⟨

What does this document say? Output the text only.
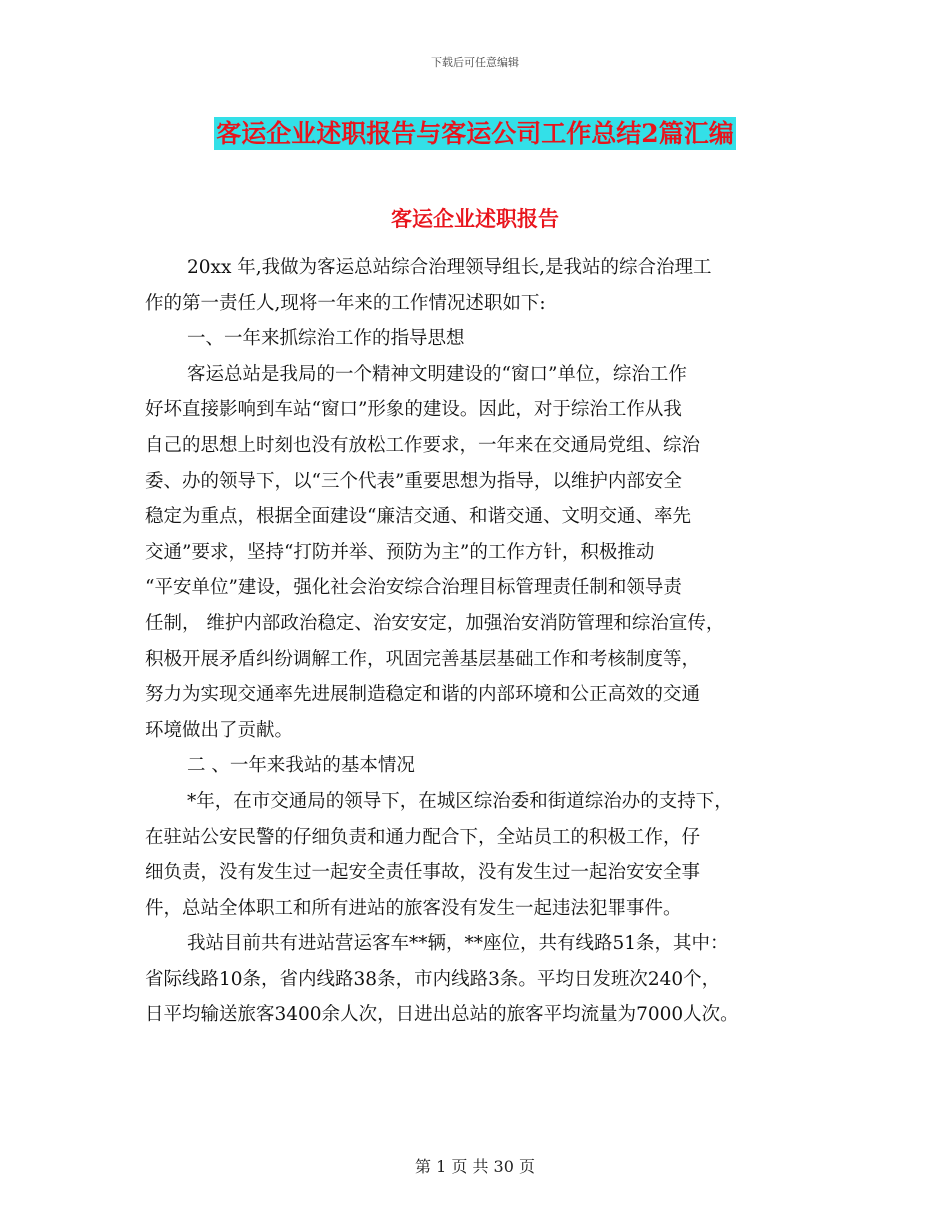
下载后可任意编辑
客运企业述职报告与客运公司工作总结2篇汇编
客运企业述职报告
20xx 年,我做为客运总站综合治理领导组长,是我站的综合治理工
作的第一责任人,现将一年来的工作情况述职如下:
一、一年来抓综治工作的指导思想
客运总站是我局的一个精神文明建设的“窗口”单位，综治工作
好坏直接影响到车站“窗口”形象的建设。因此，对于综治工作从我
自己的思想上时刻也没有放松工作要求，一年来在交通局党组、综治
委、办的领导下，以“三个代表”重要思想为指导，以维护内部安全
稳定为重点，根据全面建设“廉洁交通、和谐交通、文明交通、率先
交通”要求，坚持“打防并举、预防为主”的工作方针，积极推动
“平安单位”建设，强化社会治安综合治理目标管理责任制和领导责
任制， 维护内部政治稳定、治安安定，加强治安消防管理和综治宣传，
积极开展矛盾纠纷调解工作，巩固完善基层基础工作和考核制度等，
努力为实现交通率先进展制造稳定和谐的内部环境和公正高效的交通
环境做出了贡献。
二 、一年来我站的基本情况
*年，在市交通局的领导下，在城区综治委和街道综治办的支持下，
在驻站公安民警的仔细负责和通力配合下，全站员工的积极工作，仔
细负责，没有发生过一起安全责任事故，没有发生过一起治安安全事
件，总站全体职工和所有进站的旅客没有发生一起违法犯罪事件。
我站目前共有进站营运客车**辆，**座位，共有线路51条，其中：
省际线路10条，省内线路38条，市内线路3条。平均日发班次240个，
日平均输送旅客3400余人次，日进出总站的旅客平均流量为7000人次。
第 1 页 共 30 页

⟩

Print every entry exactly as written, without the pictures.

What does this document say? Output the text only.
下载后可任意编辑
客运企业述职报告与客运公司工作总结2篇汇编
客运企业述职报告
20xx 年,我做为客运总站综合治理领导组长,是我站的综合治理工
作的第一责任人,现将一年来的工作情况述职如下:
一、一年来抓综治工作的指导思想
客运总站是我局的一个精神文明建设的“窗口”单位，综治工作
好坏直接影响到车站“窗口”形象的建设。因此，对于综治工作从我
自己的思想上时刻也没有放松工作要求，一年来在交通局党组、综治
委、办的领导下，以“三个代表”重要思想为指导，以维护内部安全
稳定为重点，根据全面建设“廉洁交通、和谐交通、文明交通、率先
交通”要求，坚持“打防并举、预防为主”的工作方针，积极推动
“平安单位”建设，强化社会治安综合治理目标管理责任制和领导责
任制， 维护内部政治稳定、治安安定，加强治安消防管理和综治宣传，
积极开展矛盾纠纷调解工作，巩固完善基层基础工作和考核制度等，
努力为实现交通率先进展制造稳定和谐的内部环境和公正高效的交通
环境做出了贡献。
二 、一年来我站的基本情况
*年，在市交通局的领导下，在城区综治委和街道综治办的支持下，
在驻站公安民警的仔细负责和通力配合下，全站员工的积极工作，仔
细负责，没有发生过一起安全责任事故，没有发生过一起治安安全事
件，总站全体职工和所有进站的旅客没有发生一起违法犯罪事件。
我站目前共有进站营运客车**辆，**座位，共有线路51条，其中：
省际线路10条，省内线路38条，市内线路3条。平均日发班次240个，
日平均输送旅客3400余人次，日进出总站的旅客平均流量为7000人次。
第 1 页 共 30 页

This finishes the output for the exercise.